▸ YOUR INSTRUCTIONS:
Quote all of the data exactly as given. Skip every picture it contains.
## START THE DATA
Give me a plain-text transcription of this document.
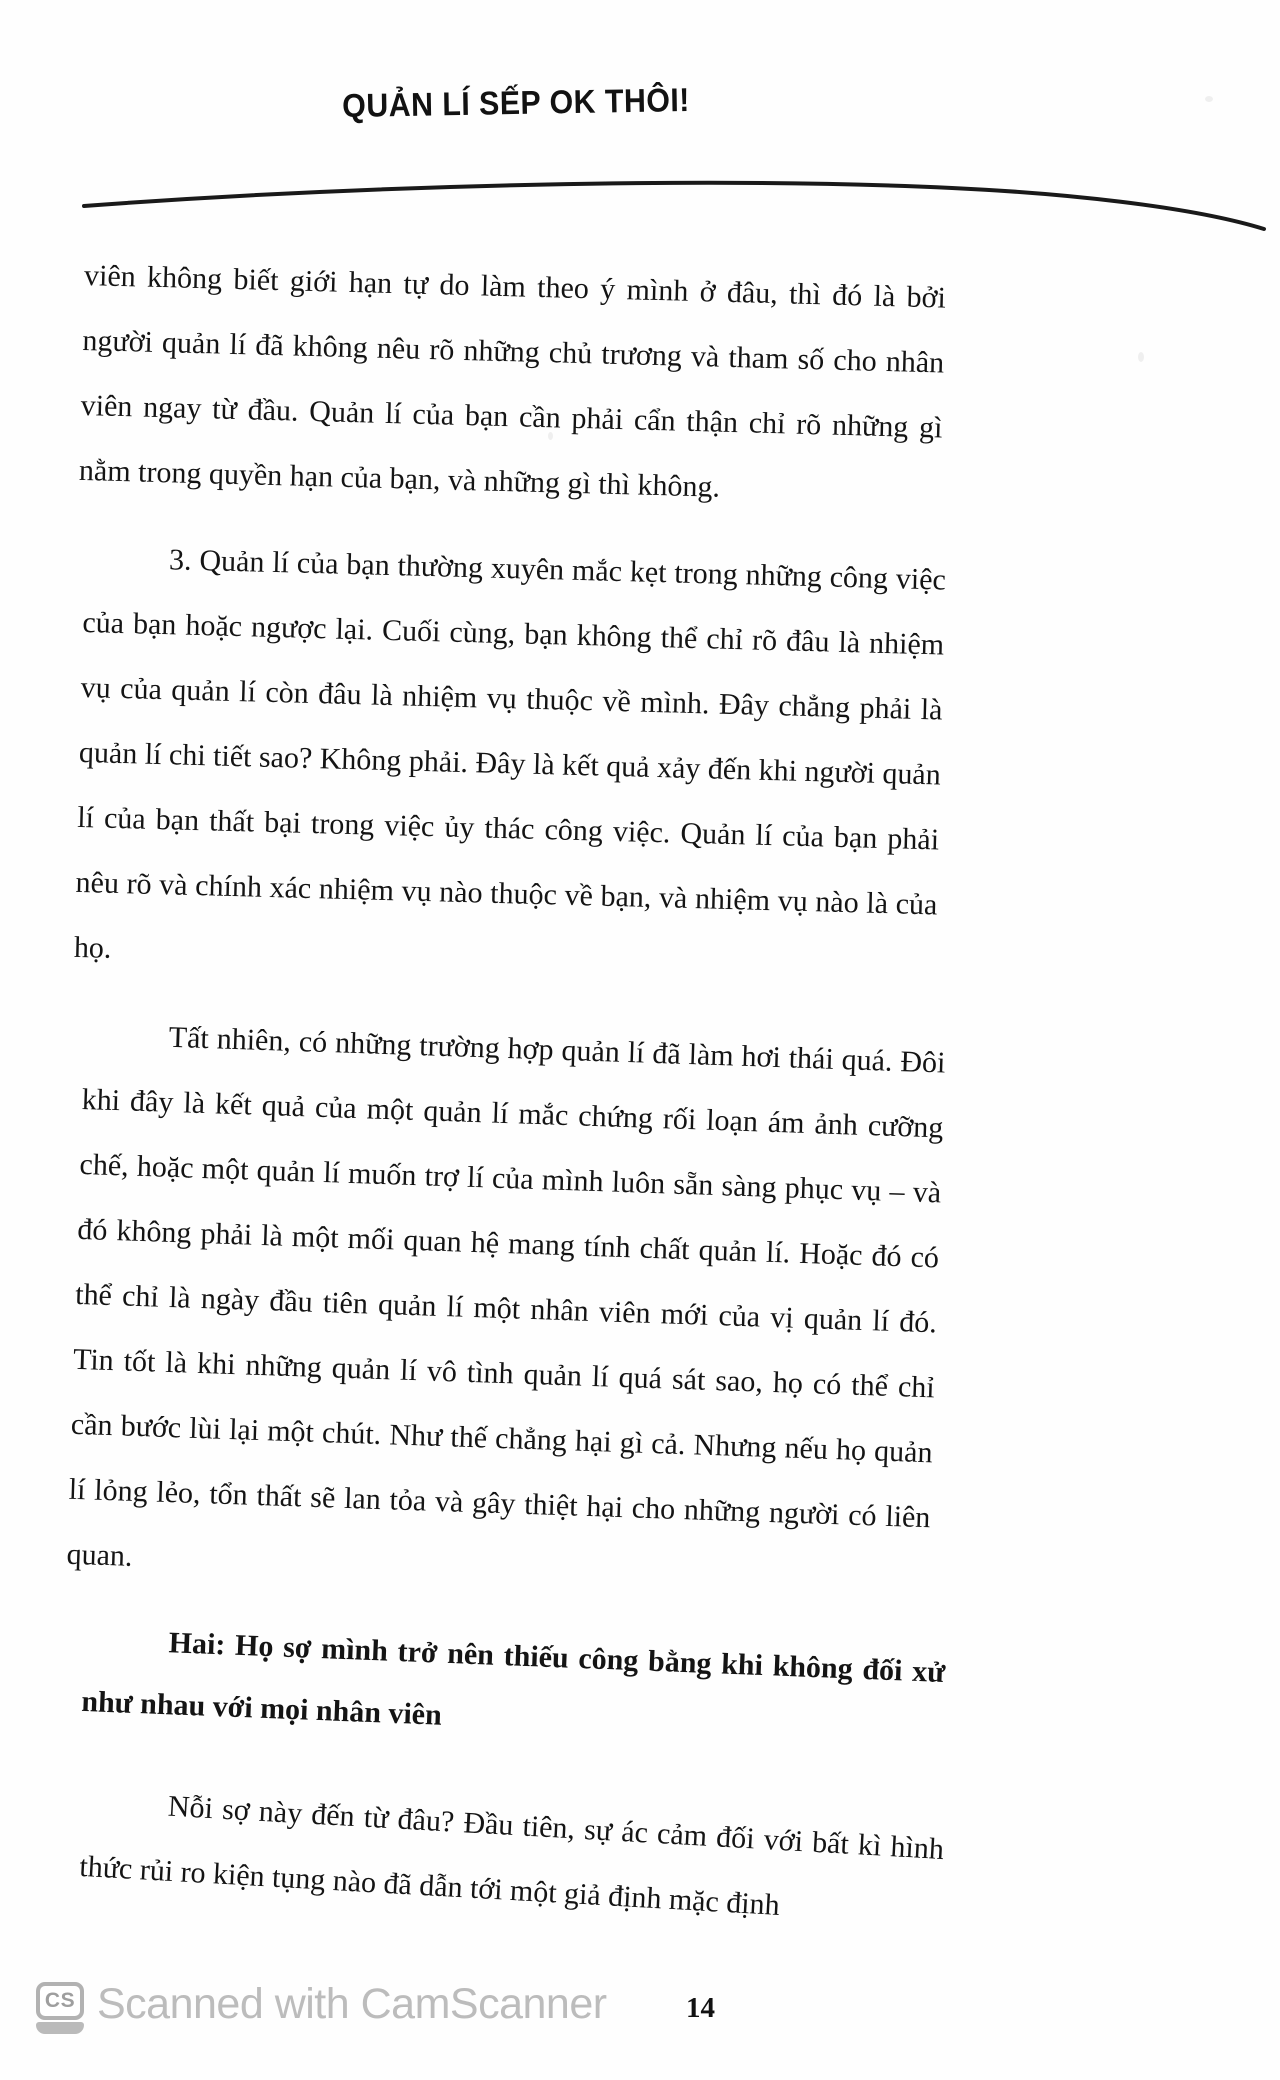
QUẢN LÍ SẾP OK THÔI!

viên không biết giới hạn tự do làm theo ý mình ở đâu, thì đó là bởi người quản lí đã không nêu rõ những chủ trương và tham số cho nhân viên ngay từ đầu. Quản lí của bạn cần phải cẩn thận chỉ rõ những gì nằm trong quyền hạn của bạn, và những gì thì không.

3. Quản lí của bạn thường xuyên mắc kẹt trong những công việc của bạn hoặc ngược lại. Cuối cùng, bạn không thể chỉ rõ đâu là nhiệm vụ của quản lí còn đâu là nhiệm vụ thuộc về mình. Đây chẳng phải là quản lí chi tiết sao? Không phải. Đây là kết quả xảy đến khi người quản lí của bạn thất bại trong việc ủy thác công việc. Quản lí của bạn phải nêu rõ và chính xác nhiệm vụ nào thuộc về bạn, và nhiệm vụ nào là của họ.

Tất nhiên, có những trường hợp quản lí đã làm hơi thái quá. Đôi khi đây là kết quả của một quản lí mắc chứng rối loạn ám ảnh cưỡng chế, hoặc một quản lí muốn trợ lí của mình luôn sẵn sàng phục vụ – và đó không phải là một mối quan hệ mang tính chất quản lí. Hoặc đó có thể chỉ là ngày đầu tiên quản lí một nhân viên mới của vị quản lí đó. Tin tốt là khi những quản lí vô tình quản lí quá sát sao, họ có thể chỉ cần bước lùi lại một chút. Như thế chẳng hại gì cả. Nhưng nếu họ quản lí lỏng lẻo, tổn thất sẽ lan tỏa và gây thiệt hại cho những người có liên quan.

Hai: Họ sợ mình trở nên thiếu công bằng khi không đối xử như nhau với mọi nhân viên

Nỗi sợ này đến từ đâu? Đầu tiên, sự ác cảm đối với bất kì hình thức rủi ro kiện tụng nào đã dẫn tới một giả định mặc định

CS Scanned with CamScanner	14
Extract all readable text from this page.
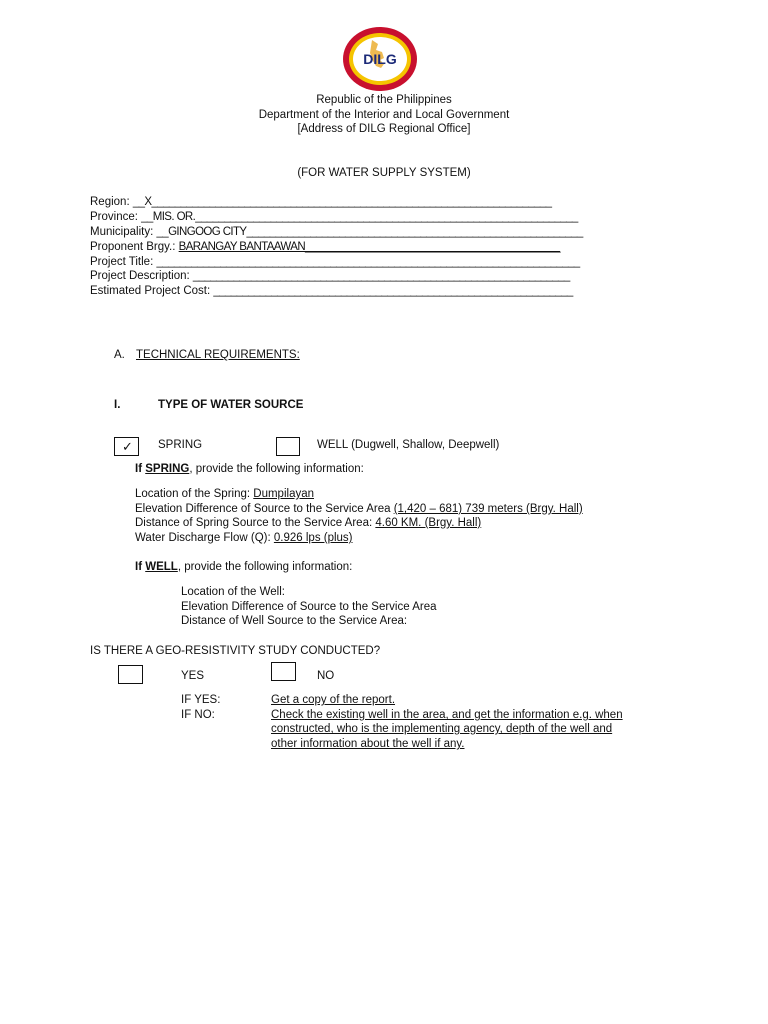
DILG
Republic of the Philippines
Department of the Interior and Local Government
[Address of DILG Regional Office]
(FOR WATER SUPPLY SYSTEM)
Region: __X_____________________________________________________________________
Province: __MIS. OR.__________________________________________________________________
Municipality: __GINGOOG CITY__________________________________________________________
Proponent Brgy.: BARANGAY BANTAAWAN____________________________________________
Project Title: _________________________________________________________________________
Project Description: _________________________________________________________________
Estimated Project Cost: ______________________________________________________________
A. TECHNICAL REQUIREMENTS:
I.	TYPE OF WATER SOURCE
✓ SPRING	WELL (Dugwell, Shallow, Deepwell)
If SPRING, provide the following information:
Location of the Spring: Dumpilayan
Elevation Difference of Source to the Service Area (1,420 – 681) 739 meters (Brgy. Hall)
Distance of Spring Source to the Service Area: 4.60 KM. (Brgy. Hall)
Water Discharge Flow (Q): 0.926 lps (plus)
If WELL, provide the following information:
Location of the Well:
Elevation Difference of Source to the Service Area
Distance of Well Source to the Service Area:
IS THERE A GEO-RESISTIVITY STUDY CONDUCTED?
YES	NO
IF YES:	Get a copy of the report.
IF NO:	Check the existing well in the area, and get the information e.g. when
constructed, who is the implementing agency, depth of the well and
other information about the well if any.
## END THE DATA
▸ COMPLETED TASK:
Give me a plain-text transcription of this document.
QUẢN LÍ SẾP OK THÔI!

viên không biết giới hạn tự do làm theo ý mình ở đâu, thì đó là bởi người quản lí đã không nêu rõ những chủ trương và tham số cho nhân viên ngay từ đầu. Quản lí của bạn cần phải cẩn thận chỉ rõ những gì nằm trong quyền hạn của bạn, và những gì thì không.

3. Quản lí của bạn thường xuyên mắc kẹt trong những công việc của bạn hoặc ngược lại. Cuối cùng, bạn không thể chỉ rõ đâu là nhiệm vụ của quản lí còn đâu là nhiệm vụ thuộc về mình. Đây chẳng phải là quản lí chi tiết sao? Không phải. Đây là kết quả xảy đến khi người quản lí của bạn thất bại trong việc ủy thác công việc. Quản lí của bạn phải nêu rõ và chính xác nhiệm vụ nào thuộc về bạn, và nhiệm vụ nào là của họ.

Tất nhiên, có những trường hợp quản lí đã làm hơi thái quá. Đôi khi đây là kết quả của một quản lí mắc chứng rối loạn ám ảnh cưỡng chế, hoặc một quản lí muốn trợ lí của mình luôn sẵn sàng phục vụ – và đó không phải là một mối quan hệ mang tính chất quản lí. Hoặc đó có thể chỉ là ngày đầu tiên quản lí một nhân viên mới của vị quản lí đó. Tin tốt là khi những quản lí vô tình quản lí quá sát sao, họ có thể chỉ cần bước lùi lại một chút. Như thế chẳng hại gì cả. Nhưng nếu họ quản lí lỏng lẻo, tổn thất sẽ lan tỏa và gây thiệt hại cho những người có liên quan.

Hai: Họ sợ mình trở nên thiếu công bằng khi không đối xử như nhau với mọi nhân viên

Nỗi sợ này đến từ đâu? Đầu tiên, sự ác cảm đối với bất kì hình thức rủi ro kiện tụng nào đã dẫn tới một giả định mặc định

CS Scanned with CamScanner	14
Extract all readable text from this page.
DILG
Republic of the Philippines
Department of the Interior and Local Government
[Address of DILG Regional Office]
(FOR WATER SUPPLY SYSTEM)
Region: __X_____________________________________________________________________
Province: __MIS. OR.__________________________________________________________________
Municipality: __GINGOOG CITY__________________________________________________________
Proponent Brgy.: BARANGAY BANTAAWAN____________________________________________
Project Title: _________________________________________________________________________
Project Description: _________________________________________________________________
Estimated Project Cost: ______________________________________________________________
A. TECHNICAL REQUIREMENTS:
I.	TYPE OF WATER SOURCE
✓ SPRING	WELL (Dugwell, Shallow, Deepwell)
If SPRING, provide the following information:
Location of the Spring: Dumpilayan
Elevation Difference of Source to the Service Area (1,420 – 681) 739 meters (Brgy. Hall)
Distance of Spring Source to the Service Area: 4.60 KM. (Brgy. Hall)
Water Discharge Flow (Q): 0.926 lps (plus)
If WELL, provide the following information:
Location of the Well:
Elevation Difference of Source to the Service Area
Distance of Well Source to the Service Area:
IS THERE A GEO-RESISTIVITY STUDY CONDUCTED?
YES	NO
IF YES:	Get a copy of the report.
IF NO:	Check the existing well in the area, and get the information e.g. when
constructed, who is the implementing agency, depth of the well and
other information about the well if any.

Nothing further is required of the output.